- Recorded data -
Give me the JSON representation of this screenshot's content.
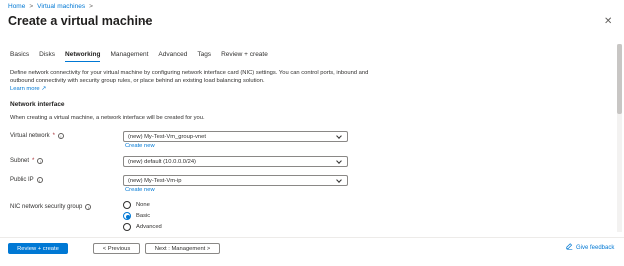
{
  "breadcrumb": {
    "home": "Home",
    "virtual_machines": "Virtual machines",
    "sep": ">"
  },
  "header": {
    "title": "Create a virtual machine",
    "more": "···",
    "close": "✕"
  },
  "tabs": [
    {
      "label": "Basics"
    },
    {
      "label": "Disks"
    },
    {
      "label": "Networking"
    },
    {
      "label": "Management"
    },
    {
      "label": "Advanced"
    },
    {
      "label": "Tags"
    },
    {
      "label": "Review + create"
    }
  ],
  "intro": {
    "text": "Define network connectivity for your virtual machine by configuring network interface card (NIC) settings. You can control ports, inbound and outbound connectivity with security group rules, or place behind an existing load balancing solution.",
    "learn_more": "Learn more ↗"
  },
  "network_interface": {
    "title": "Network interface",
    "description": "When creating a virtual machine, a network interface will be created for you."
  },
  "fields": {
    "virtual_network": {
      "label": "Virtual network",
      "value": "(new) My-Test-Vm_group-vnet",
      "create_new": "Create new"
    },
    "subnet": {
      "label": "Subnet",
      "value": "(new) default (10.0.0.0/24)"
    },
    "public_ip": {
      "label": "Public IP",
      "value": "(new) My-Test-Vm-ip",
      "create_new": "Create new"
    },
    "nsg": {
      "label": "NIC network security group",
      "options": [
        "None",
        "Basic",
        "Advanced"
      ],
      "selected": "Basic"
    }
  },
  "footer": {
    "review_create": "Review + create",
    "previous": "< Previous",
    "next": "Next : Management >",
    "feedback": "Give feedback"
  },
  "colors": {
    "accent": "#0078d4",
    "required": "#a4262c"
  }
}
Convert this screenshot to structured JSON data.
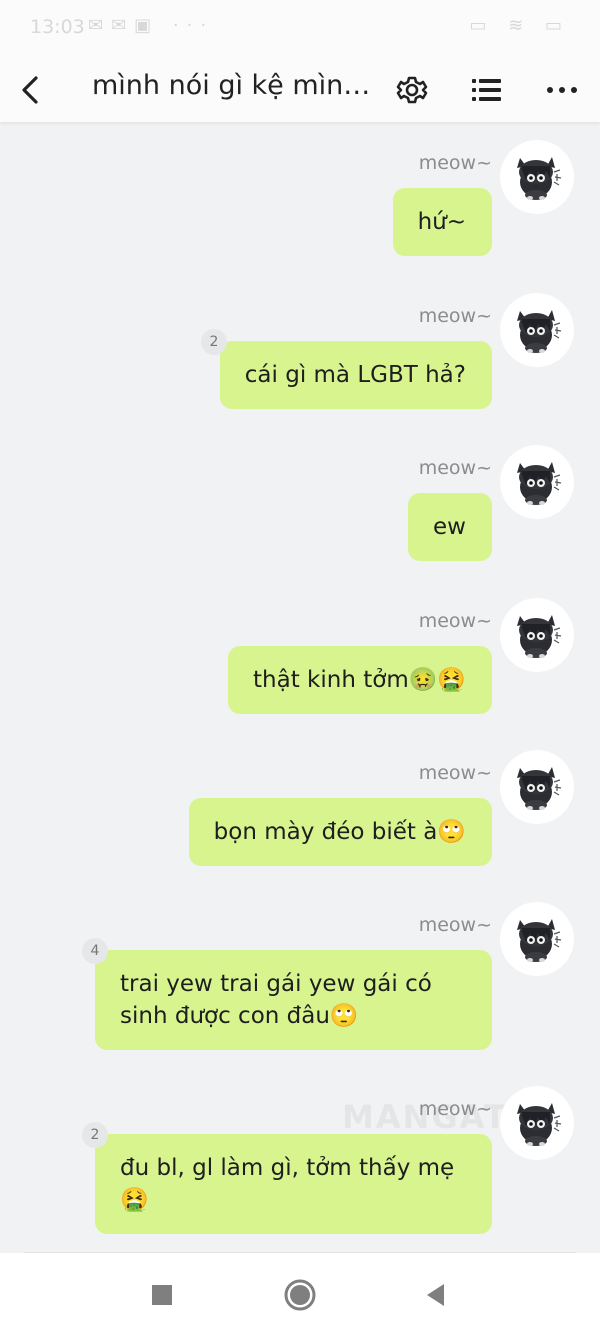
{
  "status_bar": {
    "time": "13:03"
  },
  "header": {
    "title": "mình nói gì kệ mình..."
  },
  "messages": [
    {
      "sender": "meow~",
      "text": "hứ~",
      "count": ""
    },
    {
      "sender": "meow~",
      "text": "cái gì mà LGBT hả?",
      "count": "2"
    },
    {
      "sender": "meow~",
      "text": "ew",
      "count": ""
    },
    {
      "sender": "meow~",
      "text": "thật kinh tởm🤢🤮",
      "count": ""
    },
    {
      "sender": "meow~",
      "text": "bọn mày đéo biết à🙄",
      "count": ""
    },
    {
      "sender": "meow~",
      "line1": "trai yew trai gái yew gái có",
      "line2": "sinh được con đâu🙄",
      "count": "4"
    },
    {
      "sender": "meow~",
      "line1": "đu bl, gl làm gì, tởm thấy mẹ",
      "line2": "🤮",
      "count": "2"
    }
  ],
  "watermark": "MANGATO",
  "colors": {
    "bubble": "#d8f48f",
    "background": "#f1f2f4",
    "sender": "#8c8c8c"
  }
}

- What you will do -
Leave out every picture, and repeat word for word only the lines from the one holding "Convert this screenshot" through the end of the entries above, both ends included.

- Reply -
Convert this screenshot to structured JSON data.
{
  "status_bar": {
    "time": "13:03"
  },
  "header": {
    "title": "mình nói gì kệ mình..."
  },
  "messages": [
    {
      "sender": "meow~",
      "text": "hứ~",
      "count": ""
    },
    {
      "sender": "meow~",
      "text": "cái gì mà LGBT hả?",
      "count": "2"
    },
    {
      "sender": "meow~",
      "text": "ew",
      "count": ""
    },
    {
      "sender": "meow~",
      "text": "thật kinh tởm🤢🤮",
      "count": ""
    },
    {
      "sender": "meow~",
      "text": "bọn mày đéo biết à🙄",
      "count": ""
    },
    {
      "sender": "meow~",
      "line1": "trai yew trai gái yew gái có",
      "line2": "sinh được con đâu🙄",
      "count": "4"
    },
    {
      "sender": "meow~",
      "line1": "đu bl, gl làm gì, tởm thấy mẹ",
      "line2": "🤮",
      "count": "2"
    }
  ],
  "watermark": "MANGATO",
  "colors": {
    "bubble": "#d8f48f",
    "background": "#f1f2f4",
    "sender": "#8c8c8c"
  }
}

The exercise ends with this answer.